#### Problem:
Leaving the pictures aside, transcribe every line below exactly.

#### Data shown:

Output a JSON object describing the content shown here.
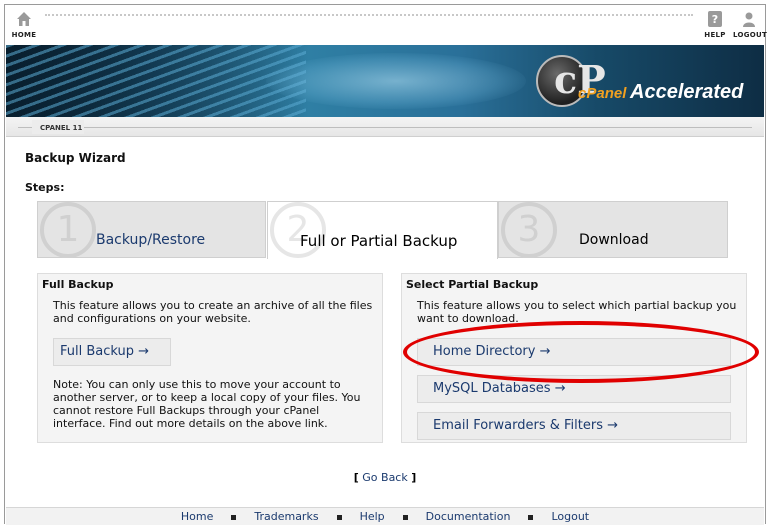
{
  "topbar": {
    "home_label": "HOME",
    "help_label": "HELP",
    "logout_label": "LOGOUT"
  },
  "banner": {
    "logo_letter": "cP",
    "brand_cpanel": "cPanel",
    "brand_accelerated": "Accelerated"
  },
  "version_label": "CPANEL 11",
  "page_title": "Backup Wizard",
  "steps_label": "Steps:",
  "steps": [
    {
      "number": "1",
      "label": "Backup/Restore"
    },
    {
      "number": "2",
      "label": "Full or Partial Backup"
    },
    {
      "number": "3",
      "label": "Download"
    }
  ],
  "full_backup": {
    "heading": "Full Backup",
    "description": "This feature allows you to create an archive of all the files and configurations on your website.",
    "button_label": "Full Backup →",
    "note": "Note: You can only use this to move your account to another server, or to keep a local copy of your files. You cannot restore Full Backups through your cPanel interface. Find out more details on the above link."
  },
  "partial_backup": {
    "heading": "Select Partial Backup",
    "description": "This feature allows you to select which partial backup you want to download.",
    "options": [
      {
        "label": "Home Directory →"
      },
      {
        "label": "MySQL Databases →"
      },
      {
        "label": "Email Forwarders & Filters →"
      }
    ]
  },
  "go_back": {
    "open_bracket": "[",
    "label": "Go Back",
    "close_bracket": "]"
  },
  "footer": {
    "links": [
      "Home",
      "Trademarks",
      "Help",
      "Documentation",
      "Logout"
    ]
  },
  "colors": {
    "link": "#1b3a6e",
    "highlight": "#e00000",
    "panel_bg": "#f4f4f4",
    "tab_bg": "#e4e4e4"
  }
}
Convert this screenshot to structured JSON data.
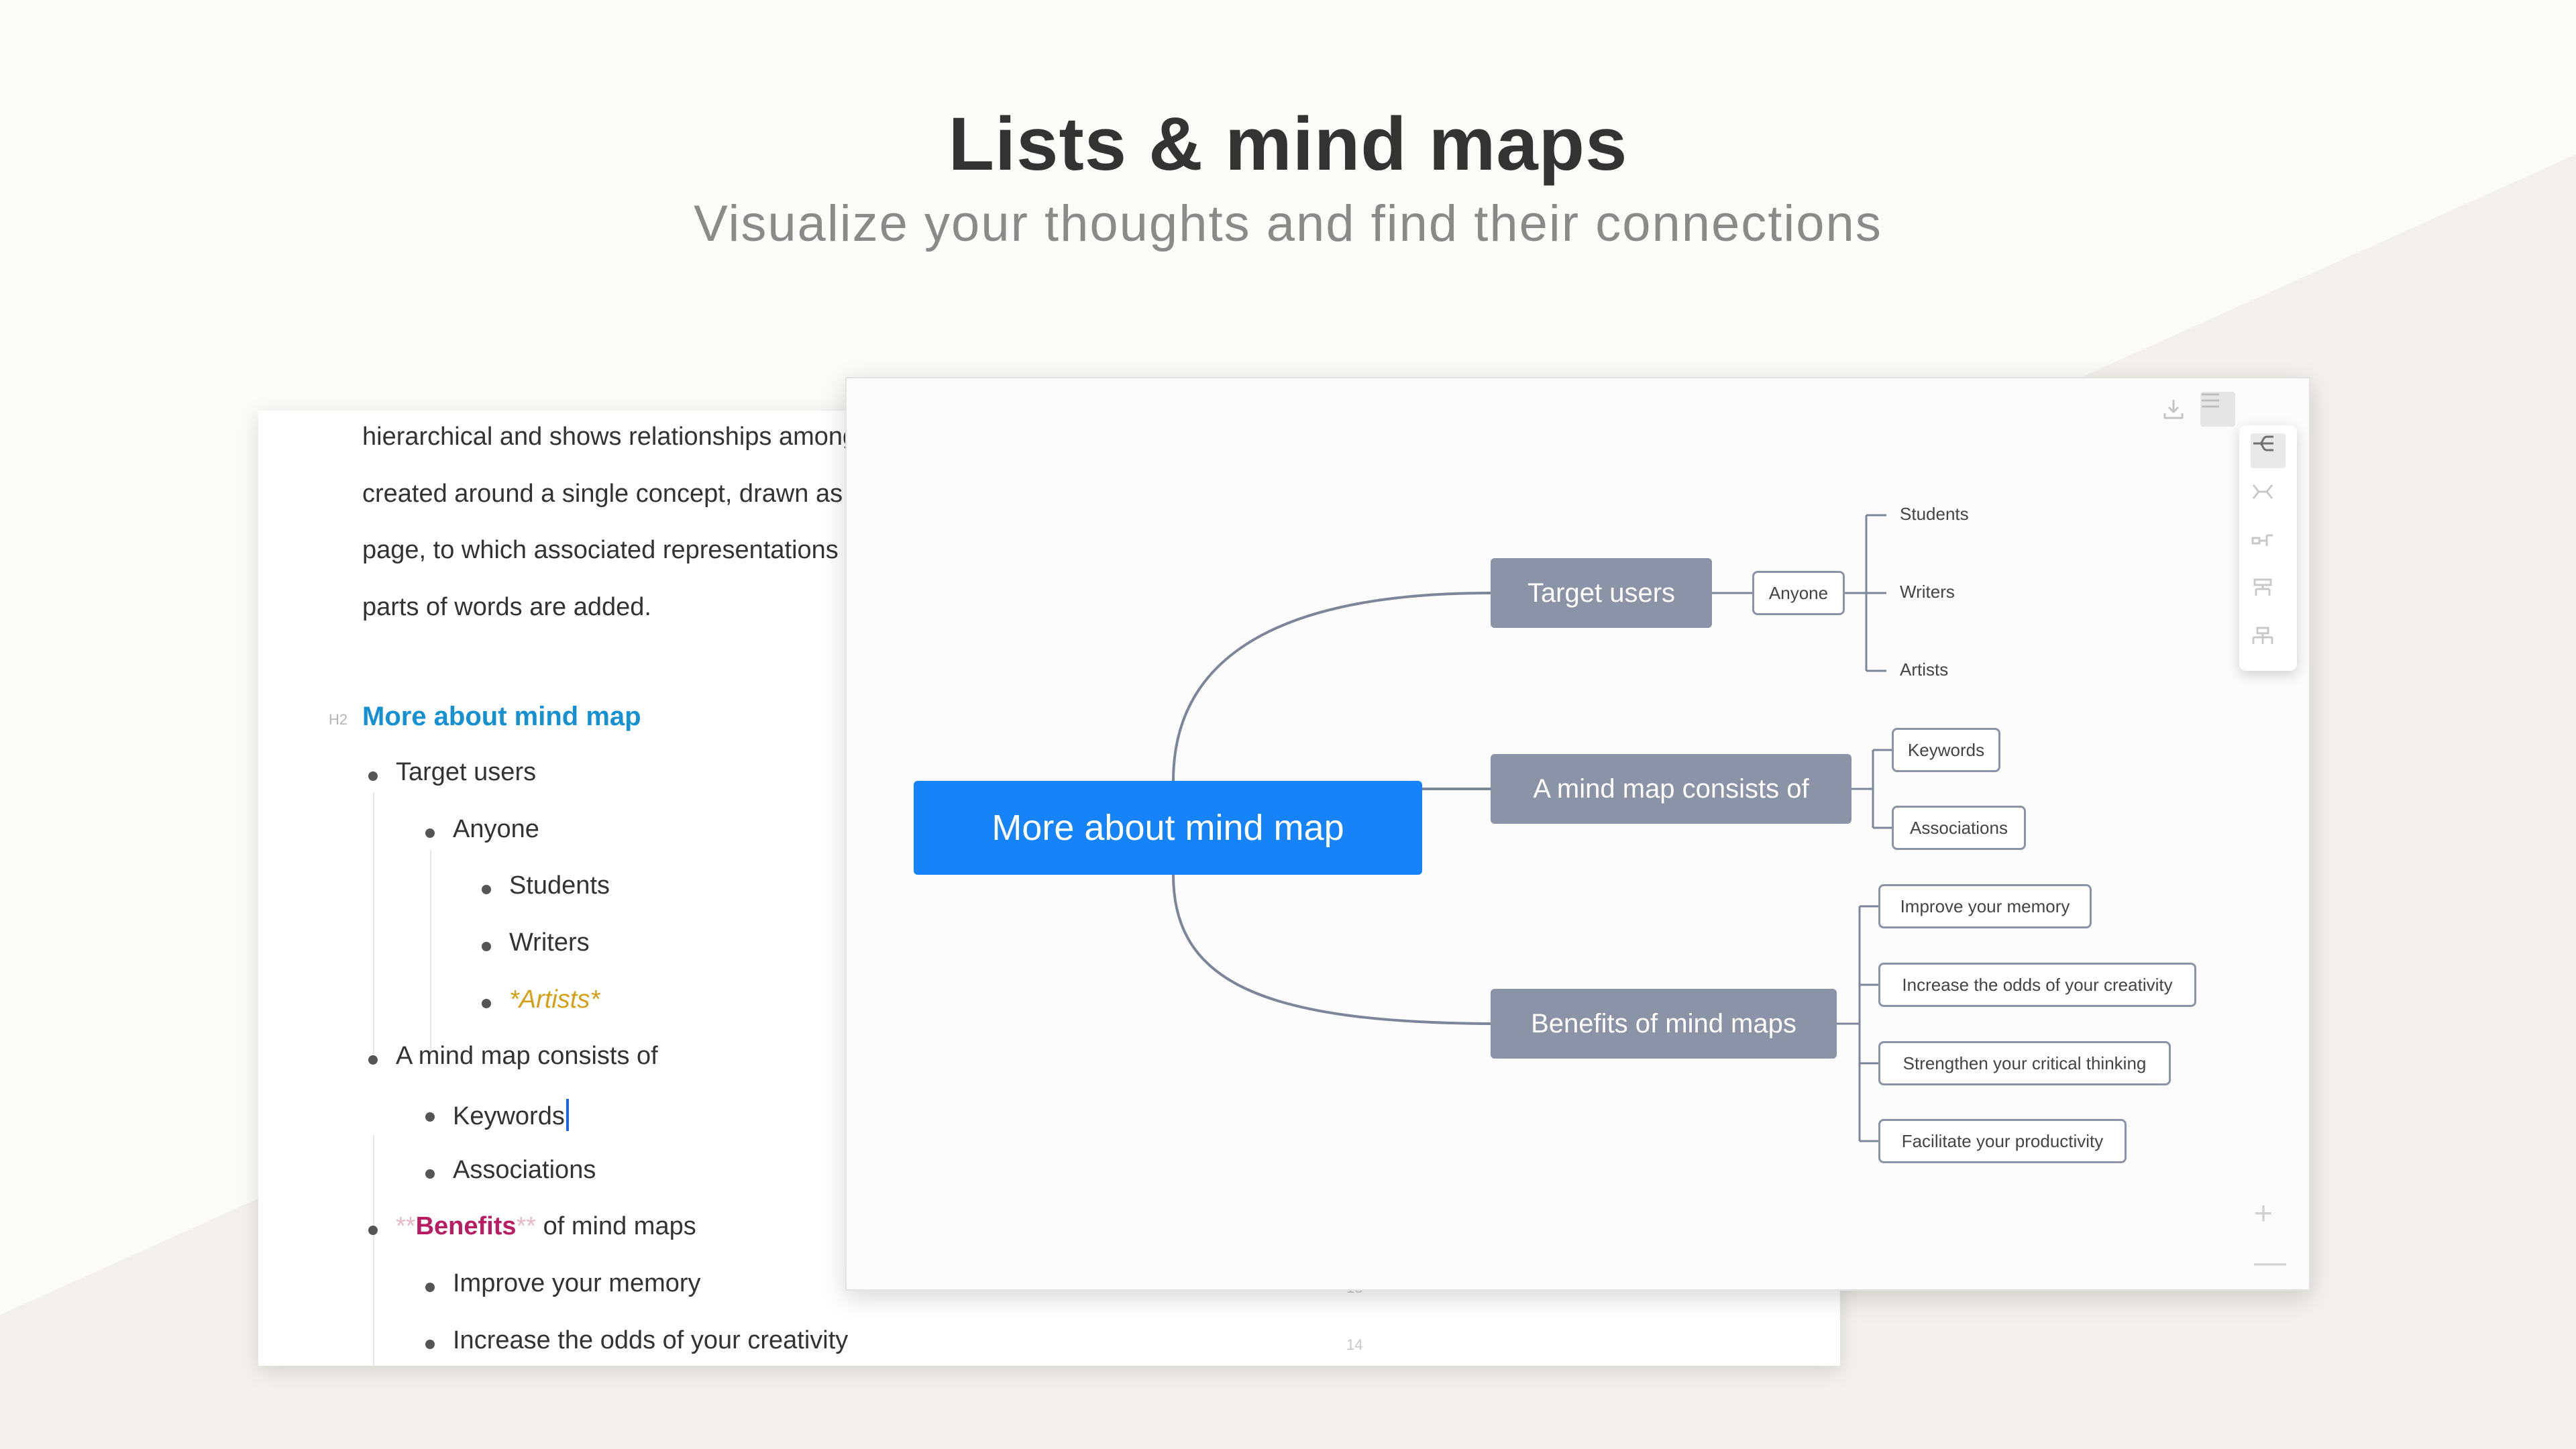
{
  "hero": {
    "title": "Lists & mind maps",
    "subtitle": "Visualize your thoughts and find their connections"
  },
  "editor": {
    "paragraph_lines": [
      "hierarchical and shows relationships among",
      "created around a single concept, drawn as",
      "page, to which associated representations",
      "parts of words are added."
    ],
    "heading_marker": "H2",
    "heading": "More about mind map",
    "list": {
      "target_users": "Target users",
      "anyone": "Anyone",
      "students": "Students",
      "writers": "Writers",
      "artists": "*Artists*",
      "consists": "A mind map consists of",
      "keywords": "Keywords",
      "associations": "Associations",
      "benefits_open_mark": "**",
      "benefits_word": "Benefits",
      "benefits_close_mark": "**",
      "benefits_rest": " of mind maps",
      "memory": "Improve your memory",
      "creativity": "Increase the odds of your creativity"
    },
    "line_numbers": [
      "13",
      "14"
    ]
  },
  "mindmap": {
    "root": "More about mind map",
    "branches": {
      "target_users": "Target users",
      "consists": "A mind map consists of",
      "benefits": "Benefits of mind maps"
    },
    "anyone": "Anyone",
    "students": "Students",
    "writers": "Writers",
    "artists": "Artists",
    "keywords": "Keywords",
    "associations": "Associations",
    "memory": "Improve your memory",
    "creativity": "Increase the odds of your creativity",
    "critical": "Strengthen your critical thinking",
    "productivity": "Facilitate your productivity",
    "zoom_in": "+",
    "zoom_out": "—"
  },
  "colors": {
    "root": "#1684f8",
    "branch": "#8a94a6",
    "heading": "#1590d0",
    "italic": "#d4a017",
    "bold": "#b81d63"
  },
  "icons": {
    "toolbar_toggle": "hamburger-icon",
    "download": "download-icon",
    "layout_right": "layout-right-icon",
    "layout_both": "layout-both-icon",
    "layout_org": "layout-org-icon",
    "layout_tree": "layout-tree-icon",
    "layout_tree_alt": "layout-tree-alt-icon"
  }
}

#### Answer in full:
Output a JSON object describing the content shown here.
{
  "topbar": {
    "home_label": "HOME",
    "help_label": "HELP",
    "logout_label": "LOGOUT"
  },
  "banner": {
    "logo_letter": "cP",
    "brand_cpanel": "cPanel",
    "brand_accelerated": "Accelerated"
  },
  "version_label": "CPANEL 11",
  "page_title": "Backup Wizard",
  "steps_label": "Steps:",
  "steps": [
    {
      "number": "1",
      "label": "Backup/Restore"
    },
    {
      "number": "2",
      "label": "Full or Partial Backup"
    },
    {
      "number": "3",
      "label": "Download"
    }
  ],
  "full_backup": {
    "heading": "Full Backup",
    "description": "This feature allows you to create an archive of all the files and configurations on your website.",
    "button_label": "Full Backup →",
    "note": "Note: You can only use this to move your account to another server, or to keep a local copy of your files. You cannot restore Full Backups through your cPanel interface. Find out more details on the above link."
  },
  "partial_backup": {
    "heading": "Select Partial Backup",
    "description": "This feature allows you to select which partial backup you want to download.",
    "options": [
      {
        "label": "Home Directory →"
      },
      {
        "label": "MySQL Databases →"
      },
      {
        "label": "Email Forwarders & Filters →"
      }
    ]
  },
  "go_back": {
    "open_bracket": "[",
    "label": "Go Back",
    "close_bracket": "]"
  },
  "footer": {
    "links": [
      "Home",
      "Trademarks",
      "Help",
      "Documentation",
      "Logout"
    ]
  },
  "colors": {
    "link": "#1b3a6e",
    "highlight": "#e00000",
    "panel_bg": "#f4f4f4",
    "tab_bg": "#e4e4e4"
  }
}
Convert this screenshot to structured JSON data.
{
  "hero": {
    "title": "Lists & mind maps",
    "subtitle": "Visualize your thoughts and find their connections"
  },
  "editor": {
    "paragraph_lines": [
      "hierarchical and shows relationships among",
      "created around a single concept, drawn as",
      "page, to which associated representations",
      "parts of words are added."
    ],
    "heading_marker": "H2",
    "heading": "More about mind map",
    "list": {
      "target_users": "Target users",
      "anyone": "Anyone",
      "students": "Students",
      "writers": "Writers",
      "artists": "*Artists*",
      "consists": "A mind map consists of",
      "keywords": "Keywords",
      "associations": "Associations",
      "benefits_open_mark": "**",
      "benefits_word": "Benefits",
      "benefits_close_mark": "**",
      "benefits_rest": " of mind maps",
      "memory": "Improve your memory",
      "creativity": "Increase the odds of your creativity"
    },
    "line_numbers": [
      "13",
      "14"
    ]
  },
  "mindmap": {
    "root": "More about mind map",
    "branches": {
      "target_users": "Target users",
      "consists": "A mind map consists of",
      "benefits": "Benefits of mind maps"
    },
    "anyone": "Anyone",
    "students": "Students",
    "writers": "Writers",
    "artists": "Artists",
    "keywords": "Keywords",
    "associations": "Associations",
    "memory": "Improve your memory",
    "creativity": "Increase the odds of your creativity",
    "critical": "Strengthen your critical thinking",
    "productivity": "Facilitate your productivity",
    "zoom_in": "+",
    "zoom_out": "—"
  },
  "colors": {
    "root": "#1684f8",
    "branch": "#8a94a6",
    "heading": "#1590d0",
    "italic": "#d4a017",
    "bold": "#b81d63"
  },
  "icons": {
    "toolbar_toggle": "hamburger-icon",
    "download": "download-icon",
    "layout_right": "layout-right-icon",
    "layout_both": "layout-both-icon",
    "layout_org": "layout-org-icon",
    "layout_tree": "layout-tree-icon",
    "layout_tree_alt": "layout-tree-alt-icon"
  }
}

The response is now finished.